→ Aim of the task: Select all lines in the records that include "август".

>> START

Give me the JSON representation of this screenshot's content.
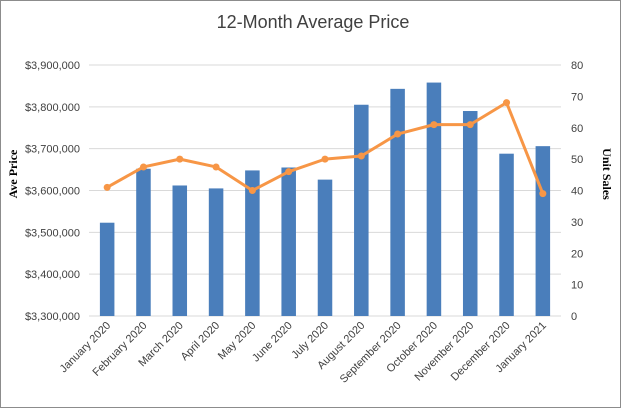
{
  "chart_data": {
    "type": "bar",
    "title": "12-Month Average Price",
    "ylabel": "Ave Price",
    "y2label": "Unit Sales",
    "categories": [
      "January 2020",
      "February 2020",
      "March 2020",
      "April 2020",
      "May 2020",
      "June 2020",
      "July 2020",
      "August 2020",
      "September 2020",
      "October 2020",
      "November 2020",
      "December 2020",
      "January 2021"
    ],
    "ylim": [
      3300000,
      3900000
    ],
    "y_ticks": [
      "$3,300,000",
      "$3,400,000",
      "$3,500,000",
      "$3,600,000",
      "$3,700,000",
      "$3,800,000",
      "$3,900,000"
    ],
    "y2lim": [
      0,
      80
    ],
    "y2_ticks": [
      "0",
      "10",
      "20",
      "30",
      "40",
      "50",
      "60",
      "70",
      "80"
    ],
    "grid": true,
    "series": [
      {
        "type": "bar",
        "axis": "left",
        "color": "#4a7ebb",
        "values": [
          3523000,
          3652000,
          3612000,
          3605000,
          3648000,
          3655000,
          3626000,
          3805000,
          3843000,
          3858000,
          3790000,
          3688000,
          3706000
        ]
      },
      {
        "type": "line",
        "axis": "right",
        "color": "#f79646",
        "values": [
          41,
          47.5,
          50,
          47.5,
          40,
          46,
          50,
          51,
          58,
          61,
          61,
          68,
          39
        ]
      }
    ]
  }
}
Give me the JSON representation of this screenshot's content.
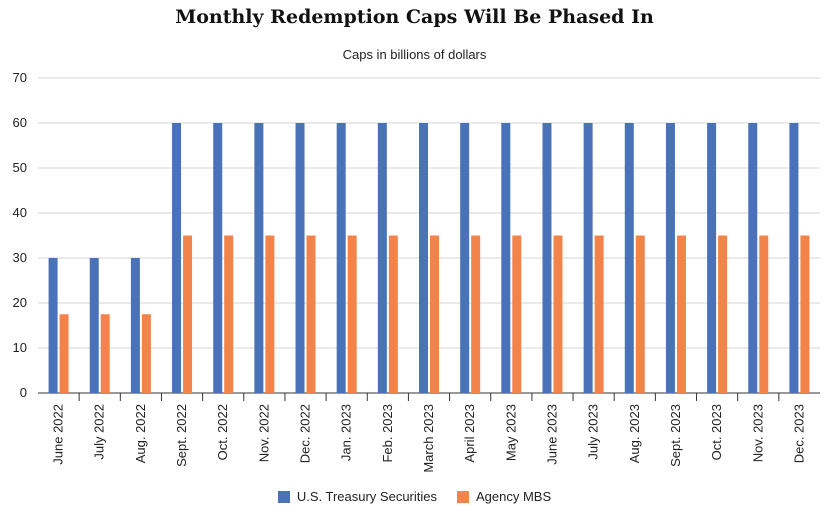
{
  "chart_data": {
    "type": "bar",
    "title": "Monthly Redemption Caps Will Be Phased In",
    "subtitle": "Caps in billions of dollars",
    "xlabel": "",
    "ylabel": "",
    "ylim": [
      0,
      70
    ],
    "yticks": [
      0,
      10,
      20,
      30,
      40,
      50,
      60,
      70
    ],
    "grid": true,
    "legend_position": "bottom",
    "categories": [
      "June 2022",
      "July 2022",
      "Aug. 2022",
      "Sept. 2022",
      "Oct. 2022",
      "Nov. 2022",
      "Dec. 2022",
      "Jan. 2023",
      "Feb. 2023",
      "March 2023",
      "April 2023",
      "May 2023",
      "June 2023",
      "July 2023",
      "Aug. 2023",
      "Sept. 2023",
      "Oct. 2023",
      "Nov. 2023",
      "Dec. 2023"
    ],
    "series": [
      {
        "name": "U.S. Treasury Securities",
        "color": "#4a72b8",
        "values": [
          30,
          30,
          30,
          60,
          60,
          60,
          60,
          60,
          60,
          60,
          60,
          60,
          60,
          60,
          60,
          60,
          60,
          60,
          60
        ]
      },
      {
        "name": "Agency MBS",
        "color": "#f2834a",
        "values": [
          17.5,
          17.5,
          17.5,
          35,
          35,
          35,
          35,
          35,
          35,
          35,
          35,
          35,
          35,
          35,
          35,
          35,
          35,
          35,
          35
        ]
      }
    ]
  }
}
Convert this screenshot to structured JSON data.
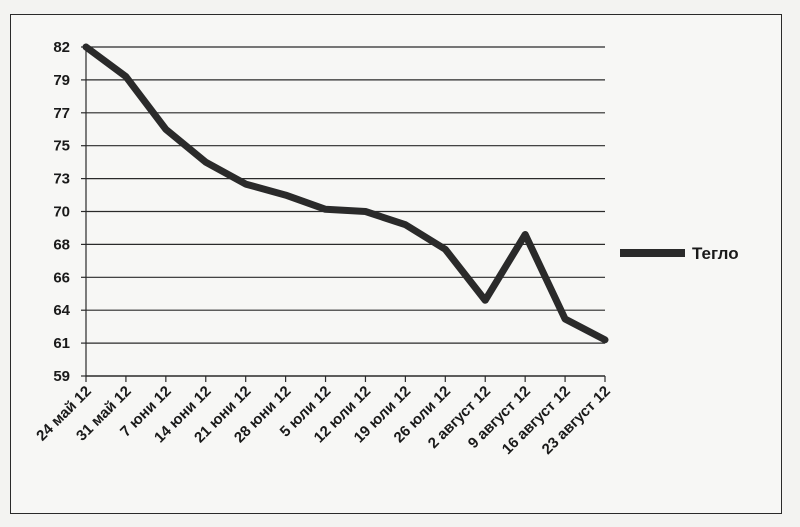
{
  "chart_data": {
    "type": "line",
    "categories": [
      "24 май 12",
      "31 май 12",
      "7 юни 12",
      "14 юни 12",
      "21 юни 12",
      "28 юни 12",
      "5 юли 12",
      "12 юли 12",
      "19 юли 12",
      "26 юли 12",
      "2 август 12",
      "9 август 12",
      "16 август 12",
      "23 август 12"
    ],
    "y_ticks": [
      "59",
      "61",
      "64",
      "66",
      "68",
      "70",
      "73",
      "75",
      "77",
      "79",
      "82"
    ],
    "series": [
      {
        "name": "Тегло",
        "color": "#2a2a2a",
        "values": [
          82,
          79.3,
          76,
          74,
          72.5,
          71.5,
          70.2,
          70,
          69.2,
          67.7,
          64.6,
          68.6,
          63.2,
          61.3
        ]
      }
    ],
    "legend_position": "right",
    "grid": true
  }
}
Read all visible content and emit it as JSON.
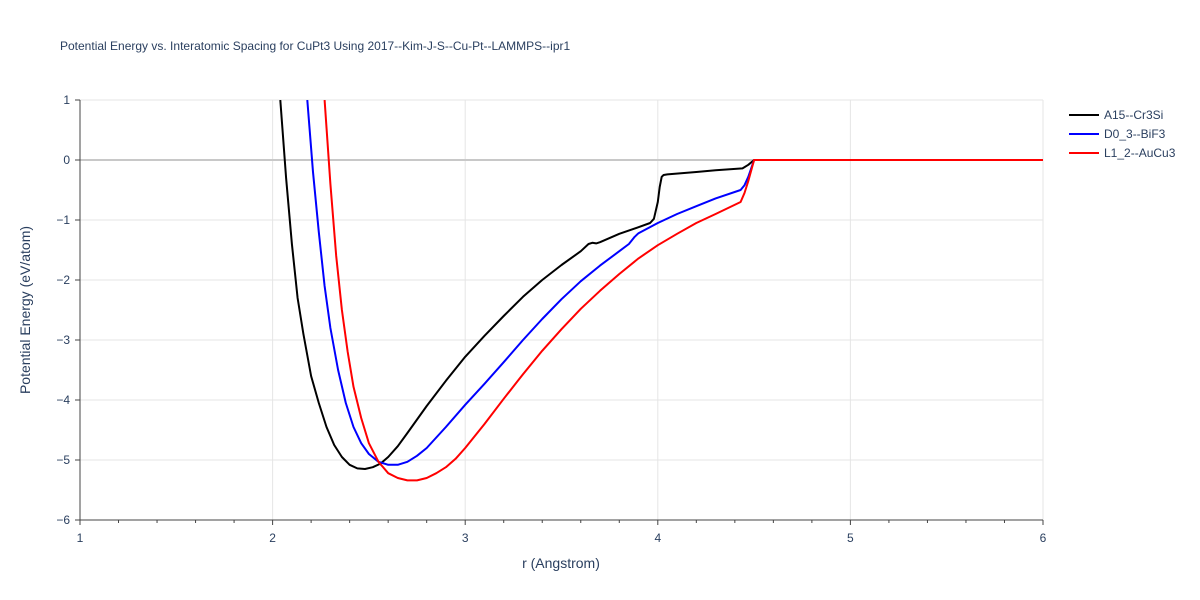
{
  "chart_data": {
    "type": "line",
    "title": "Potential Energy vs. Interatomic Spacing for CuPt3 Using 2017--Kim-J-S--Cu-Pt--LAMMPS--ipr1",
    "xlabel": "r (Angstrom)",
    "ylabel": "Potential Energy (eV/atom)",
    "xlim": [
      1,
      6
    ],
    "ylim": [
      -6,
      1
    ],
    "xticks": [
      1,
      2,
      3,
      4,
      5,
      6
    ],
    "xtick_labels": [
      "1",
      "2",
      "3",
      "4",
      "5",
      "6"
    ],
    "yticks": [
      1,
      0,
      -1,
      -2,
      -3,
      -4,
      -5,
      -6
    ],
    "ytick_labels": [
      "1",
      "0",
      "−1",
      "−2",
      "−3",
      "−4",
      "−5",
      "−6"
    ],
    "grid": true,
    "legend_position": "top-right",
    "series": [
      {
        "name": "A15--Cr3Si",
        "color": "#000000",
        "x": [
          2.04,
          2.07,
          2.1,
          2.13,
          2.16,
          2.2,
          2.24,
          2.28,
          2.32,
          2.36,
          2.4,
          2.44,
          2.48,
          2.52,
          2.56,
          2.6,
          2.65,
          2.7,
          2.8,
          2.9,
          3.0,
          3.1,
          3.2,
          3.3,
          3.4,
          3.5,
          3.6,
          3.64,
          3.66,
          3.68,
          3.7,
          3.8,
          3.9,
          3.96,
          3.98,
          4.0,
          4.01,
          4.02,
          4.03,
          4.05,
          4.2,
          4.3,
          4.44,
          4.47,
          4.5,
          5.0,
          5.5,
          6.0
        ],
        "y": [
          1.0,
          -0.3,
          -1.4,
          -2.3,
          -2.9,
          -3.6,
          -4.05,
          -4.45,
          -4.75,
          -4.95,
          -5.08,
          -5.14,
          -5.15,
          -5.12,
          -5.06,
          -4.95,
          -4.77,
          -4.55,
          -4.1,
          -3.68,
          -3.28,
          -2.93,
          -2.6,
          -2.28,
          -2.0,
          -1.75,
          -1.52,
          -1.4,
          -1.38,
          -1.39,
          -1.37,
          -1.23,
          -1.12,
          -1.05,
          -0.98,
          -0.7,
          -0.45,
          -0.28,
          -0.25,
          -0.24,
          -0.2,
          -0.17,
          -0.14,
          -0.08,
          0.0,
          0.0,
          0.0,
          0.0
        ]
      },
      {
        "name": "D0_3--BiF3",
        "color": "#0000ff",
        "x": [
          2.18,
          2.21,
          2.24,
          2.27,
          2.3,
          2.34,
          2.38,
          2.42,
          2.46,
          2.5,
          2.55,
          2.6,
          2.65,
          2.7,
          2.75,
          2.8,
          2.9,
          3.0,
          3.1,
          3.2,
          3.3,
          3.4,
          3.5,
          3.6,
          3.7,
          3.8,
          3.85,
          3.88,
          3.9,
          4.0,
          4.1,
          4.2,
          4.3,
          4.43,
          4.45,
          4.47,
          4.5,
          5.0,
          5.5,
          6.0
        ],
        "y": [
          1.0,
          -0.2,
          -1.2,
          -2.1,
          -2.8,
          -3.5,
          -4.05,
          -4.45,
          -4.72,
          -4.9,
          -5.03,
          -5.08,
          -5.08,
          -5.03,
          -4.93,
          -4.8,
          -4.45,
          -4.08,
          -3.73,
          -3.37,
          -3.0,
          -2.65,
          -2.32,
          -2.02,
          -1.76,
          -1.52,
          -1.4,
          -1.28,
          -1.22,
          -1.05,
          -0.9,
          -0.77,
          -0.64,
          -0.5,
          -0.42,
          -0.28,
          0.0,
          0.0,
          0.0,
          0.0
        ]
      },
      {
        "name": "L1_2--AuCu3",
        "color": "#ff0000",
        "x": [
          2.27,
          2.3,
          2.33,
          2.36,
          2.39,
          2.42,
          2.46,
          2.5,
          2.55,
          2.6,
          2.65,
          2.7,
          2.75,
          2.8,
          2.85,
          2.9,
          2.95,
          3.0,
          3.1,
          3.2,
          3.3,
          3.4,
          3.5,
          3.6,
          3.7,
          3.8,
          3.9,
          4.0,
          4.1,
          4.2,
          4.3,
          4.43,
          4.45,
          4.47,
          4.5,
          5.0,
          5.5,
          6.0
        ],
        "y": [
          1.0,
          -0.4,
          -1.6,
          -2.5,
          -3.2,
          -3.78,
          -4.3,
          -4.72,
          -5.03,
          -5.22,
          -5.3,
          -5.34,
          -5.34,
          -5.3,
          -5.22,
          -5.12,
          -4.98,
          -4.8,
          -4.4,
          -3.98,
          -3.57,
          -3.18,
          -2.82,
          -2.48,
          -2.18,
          -1.9,
          -1.64,
          -1.42,
          -1.23,
          -1.05,
          -0.9,
          -0.7,
          -0.55,
          -0.35,
          0.0,
          0.0,
          0.0,
          0.0
        ]
      }
    ]
  }
}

>> END

→ Solution for this exercise:
      "2 август 12",
      "9 август 12",
      "16 август 12",
      "23 август 12"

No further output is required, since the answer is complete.